Task description: Find the lines holding the word "name" and collect them.

Figure data in JSON:
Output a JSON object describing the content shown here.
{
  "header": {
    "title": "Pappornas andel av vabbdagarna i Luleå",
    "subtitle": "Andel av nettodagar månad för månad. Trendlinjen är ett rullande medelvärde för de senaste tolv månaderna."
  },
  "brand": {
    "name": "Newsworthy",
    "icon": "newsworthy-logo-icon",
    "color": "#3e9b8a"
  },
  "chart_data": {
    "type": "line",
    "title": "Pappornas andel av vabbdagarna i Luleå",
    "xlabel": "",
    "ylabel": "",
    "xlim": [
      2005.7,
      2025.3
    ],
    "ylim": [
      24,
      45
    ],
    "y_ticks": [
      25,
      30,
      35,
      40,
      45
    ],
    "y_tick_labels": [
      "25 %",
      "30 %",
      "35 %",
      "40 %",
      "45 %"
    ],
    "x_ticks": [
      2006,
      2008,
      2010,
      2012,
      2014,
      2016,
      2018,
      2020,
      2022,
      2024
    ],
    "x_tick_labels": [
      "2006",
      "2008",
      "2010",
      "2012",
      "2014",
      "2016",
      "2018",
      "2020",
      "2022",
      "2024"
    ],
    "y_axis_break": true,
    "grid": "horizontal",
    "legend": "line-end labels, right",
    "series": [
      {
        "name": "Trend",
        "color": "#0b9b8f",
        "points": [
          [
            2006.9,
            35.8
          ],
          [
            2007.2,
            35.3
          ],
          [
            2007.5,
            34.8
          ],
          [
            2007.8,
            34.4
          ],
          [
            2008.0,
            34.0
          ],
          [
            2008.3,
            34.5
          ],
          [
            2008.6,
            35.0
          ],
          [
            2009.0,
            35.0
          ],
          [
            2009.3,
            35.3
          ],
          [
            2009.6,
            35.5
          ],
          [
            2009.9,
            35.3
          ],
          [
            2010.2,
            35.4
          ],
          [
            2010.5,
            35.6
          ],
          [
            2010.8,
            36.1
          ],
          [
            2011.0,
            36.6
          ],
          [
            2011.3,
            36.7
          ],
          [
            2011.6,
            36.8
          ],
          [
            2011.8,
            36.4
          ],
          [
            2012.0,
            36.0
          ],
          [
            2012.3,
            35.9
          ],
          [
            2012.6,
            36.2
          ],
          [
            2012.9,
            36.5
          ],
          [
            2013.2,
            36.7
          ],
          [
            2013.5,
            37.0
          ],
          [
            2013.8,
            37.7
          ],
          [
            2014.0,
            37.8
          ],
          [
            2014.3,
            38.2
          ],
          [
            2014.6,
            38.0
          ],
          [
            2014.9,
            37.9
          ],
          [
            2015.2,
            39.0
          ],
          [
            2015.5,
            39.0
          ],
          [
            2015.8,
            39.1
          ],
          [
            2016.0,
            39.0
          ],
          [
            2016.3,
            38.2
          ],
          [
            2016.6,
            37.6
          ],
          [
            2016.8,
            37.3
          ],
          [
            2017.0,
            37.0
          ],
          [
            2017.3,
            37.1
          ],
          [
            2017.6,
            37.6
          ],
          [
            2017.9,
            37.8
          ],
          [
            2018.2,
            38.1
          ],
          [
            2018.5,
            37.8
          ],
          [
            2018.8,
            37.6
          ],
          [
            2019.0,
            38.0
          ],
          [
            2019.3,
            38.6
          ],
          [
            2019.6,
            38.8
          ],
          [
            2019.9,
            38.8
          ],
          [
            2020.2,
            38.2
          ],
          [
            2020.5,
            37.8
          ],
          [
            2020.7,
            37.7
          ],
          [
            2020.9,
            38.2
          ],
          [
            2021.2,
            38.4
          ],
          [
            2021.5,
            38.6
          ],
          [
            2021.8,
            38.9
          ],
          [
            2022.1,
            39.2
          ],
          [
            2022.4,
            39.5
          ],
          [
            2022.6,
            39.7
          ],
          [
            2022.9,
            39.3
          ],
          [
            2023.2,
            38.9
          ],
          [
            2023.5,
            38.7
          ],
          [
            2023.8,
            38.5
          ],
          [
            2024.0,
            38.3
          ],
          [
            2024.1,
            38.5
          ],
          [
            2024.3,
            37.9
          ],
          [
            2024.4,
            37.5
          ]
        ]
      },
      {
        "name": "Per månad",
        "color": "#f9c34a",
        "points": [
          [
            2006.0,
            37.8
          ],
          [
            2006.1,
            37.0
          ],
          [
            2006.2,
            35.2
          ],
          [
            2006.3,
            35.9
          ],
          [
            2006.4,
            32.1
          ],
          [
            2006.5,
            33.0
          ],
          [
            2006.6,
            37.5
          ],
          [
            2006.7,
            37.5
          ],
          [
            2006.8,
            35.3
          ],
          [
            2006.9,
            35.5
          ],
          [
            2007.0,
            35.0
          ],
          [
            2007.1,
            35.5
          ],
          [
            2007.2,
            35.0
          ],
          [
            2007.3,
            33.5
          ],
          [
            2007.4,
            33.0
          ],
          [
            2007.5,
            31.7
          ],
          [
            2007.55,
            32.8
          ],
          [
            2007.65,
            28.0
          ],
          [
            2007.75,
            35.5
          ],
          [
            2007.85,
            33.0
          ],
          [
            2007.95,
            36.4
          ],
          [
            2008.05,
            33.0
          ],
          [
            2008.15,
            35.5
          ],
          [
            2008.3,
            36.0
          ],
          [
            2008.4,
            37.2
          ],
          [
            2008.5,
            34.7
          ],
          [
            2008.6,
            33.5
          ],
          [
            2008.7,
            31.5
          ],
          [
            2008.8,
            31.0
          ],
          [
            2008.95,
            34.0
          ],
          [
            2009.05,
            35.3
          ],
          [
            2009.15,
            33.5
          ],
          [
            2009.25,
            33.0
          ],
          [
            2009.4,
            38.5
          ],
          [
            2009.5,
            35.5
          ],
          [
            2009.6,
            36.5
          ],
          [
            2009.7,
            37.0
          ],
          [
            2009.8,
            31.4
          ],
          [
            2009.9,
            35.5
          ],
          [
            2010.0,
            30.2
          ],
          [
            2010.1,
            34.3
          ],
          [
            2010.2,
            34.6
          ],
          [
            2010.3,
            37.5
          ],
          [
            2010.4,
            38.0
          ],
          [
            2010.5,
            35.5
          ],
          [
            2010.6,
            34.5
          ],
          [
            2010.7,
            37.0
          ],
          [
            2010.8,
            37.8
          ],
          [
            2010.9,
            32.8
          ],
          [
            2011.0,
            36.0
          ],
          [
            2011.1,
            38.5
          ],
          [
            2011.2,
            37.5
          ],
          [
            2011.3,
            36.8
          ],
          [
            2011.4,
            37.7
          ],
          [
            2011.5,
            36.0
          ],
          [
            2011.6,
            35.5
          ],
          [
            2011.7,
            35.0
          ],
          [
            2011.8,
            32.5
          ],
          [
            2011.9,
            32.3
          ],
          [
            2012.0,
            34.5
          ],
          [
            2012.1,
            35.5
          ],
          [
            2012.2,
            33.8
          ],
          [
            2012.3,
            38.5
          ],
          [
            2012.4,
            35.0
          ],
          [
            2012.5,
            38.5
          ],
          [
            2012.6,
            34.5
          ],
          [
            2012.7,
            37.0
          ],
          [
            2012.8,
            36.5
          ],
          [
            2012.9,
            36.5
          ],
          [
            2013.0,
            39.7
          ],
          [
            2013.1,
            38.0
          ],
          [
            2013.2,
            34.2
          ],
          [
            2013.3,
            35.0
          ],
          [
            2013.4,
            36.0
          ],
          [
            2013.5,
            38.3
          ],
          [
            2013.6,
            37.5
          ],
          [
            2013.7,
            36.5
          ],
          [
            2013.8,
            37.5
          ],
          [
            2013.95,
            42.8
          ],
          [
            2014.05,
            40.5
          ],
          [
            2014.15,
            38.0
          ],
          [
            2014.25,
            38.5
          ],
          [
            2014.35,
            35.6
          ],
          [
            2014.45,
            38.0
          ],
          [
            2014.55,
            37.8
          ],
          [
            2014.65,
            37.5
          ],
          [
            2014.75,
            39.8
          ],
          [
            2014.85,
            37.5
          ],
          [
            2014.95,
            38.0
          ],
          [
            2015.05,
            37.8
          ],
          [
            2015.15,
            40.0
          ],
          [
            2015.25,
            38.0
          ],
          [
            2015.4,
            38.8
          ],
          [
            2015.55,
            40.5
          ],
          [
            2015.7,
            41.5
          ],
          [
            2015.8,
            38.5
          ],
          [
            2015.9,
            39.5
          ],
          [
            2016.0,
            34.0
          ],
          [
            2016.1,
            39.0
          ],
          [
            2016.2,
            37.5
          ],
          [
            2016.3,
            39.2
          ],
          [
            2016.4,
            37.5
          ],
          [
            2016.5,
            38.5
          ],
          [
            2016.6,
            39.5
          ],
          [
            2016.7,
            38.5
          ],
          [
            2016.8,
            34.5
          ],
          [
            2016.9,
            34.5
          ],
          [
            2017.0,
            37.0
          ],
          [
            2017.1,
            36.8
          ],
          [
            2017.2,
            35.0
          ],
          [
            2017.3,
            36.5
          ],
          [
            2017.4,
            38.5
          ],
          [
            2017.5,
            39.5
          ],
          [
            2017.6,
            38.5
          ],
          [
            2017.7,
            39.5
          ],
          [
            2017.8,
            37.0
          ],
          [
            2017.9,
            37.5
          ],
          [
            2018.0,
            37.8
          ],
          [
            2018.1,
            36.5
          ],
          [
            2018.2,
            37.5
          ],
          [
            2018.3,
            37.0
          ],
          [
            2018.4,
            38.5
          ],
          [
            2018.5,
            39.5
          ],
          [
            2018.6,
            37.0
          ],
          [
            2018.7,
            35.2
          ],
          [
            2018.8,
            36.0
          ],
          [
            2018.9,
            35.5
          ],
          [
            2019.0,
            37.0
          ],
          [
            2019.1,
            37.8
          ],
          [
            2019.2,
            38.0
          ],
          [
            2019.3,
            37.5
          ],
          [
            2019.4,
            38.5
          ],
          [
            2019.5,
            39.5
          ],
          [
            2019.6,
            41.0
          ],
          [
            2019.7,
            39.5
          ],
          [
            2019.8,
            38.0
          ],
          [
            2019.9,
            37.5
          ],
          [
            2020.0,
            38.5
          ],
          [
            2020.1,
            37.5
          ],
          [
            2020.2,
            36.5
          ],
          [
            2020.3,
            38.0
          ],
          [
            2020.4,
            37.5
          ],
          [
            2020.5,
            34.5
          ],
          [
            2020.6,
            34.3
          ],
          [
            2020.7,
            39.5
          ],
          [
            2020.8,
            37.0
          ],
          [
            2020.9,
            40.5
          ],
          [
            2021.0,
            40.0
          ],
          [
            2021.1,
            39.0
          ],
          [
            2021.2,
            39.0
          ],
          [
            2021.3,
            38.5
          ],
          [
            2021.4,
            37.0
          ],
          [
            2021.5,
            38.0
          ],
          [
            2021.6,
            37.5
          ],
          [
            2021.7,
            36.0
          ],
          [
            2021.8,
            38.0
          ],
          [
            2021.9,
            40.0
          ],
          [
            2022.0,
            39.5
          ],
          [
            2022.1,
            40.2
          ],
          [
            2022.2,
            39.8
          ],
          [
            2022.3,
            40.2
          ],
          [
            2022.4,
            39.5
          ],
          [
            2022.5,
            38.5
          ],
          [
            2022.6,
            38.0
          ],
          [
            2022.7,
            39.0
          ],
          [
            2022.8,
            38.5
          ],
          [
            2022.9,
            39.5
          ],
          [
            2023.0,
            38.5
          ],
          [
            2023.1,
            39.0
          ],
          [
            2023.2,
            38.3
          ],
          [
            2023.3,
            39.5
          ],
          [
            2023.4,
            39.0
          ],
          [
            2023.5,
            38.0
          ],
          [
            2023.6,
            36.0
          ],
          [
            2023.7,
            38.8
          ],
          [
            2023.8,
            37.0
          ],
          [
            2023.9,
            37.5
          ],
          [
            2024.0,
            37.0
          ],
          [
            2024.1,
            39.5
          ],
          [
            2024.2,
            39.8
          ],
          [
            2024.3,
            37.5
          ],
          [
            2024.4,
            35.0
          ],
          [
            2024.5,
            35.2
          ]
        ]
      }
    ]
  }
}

Solved exercise:
    "name": "Newsworthy",
        "name": "Trend",
        "name": "Per månad",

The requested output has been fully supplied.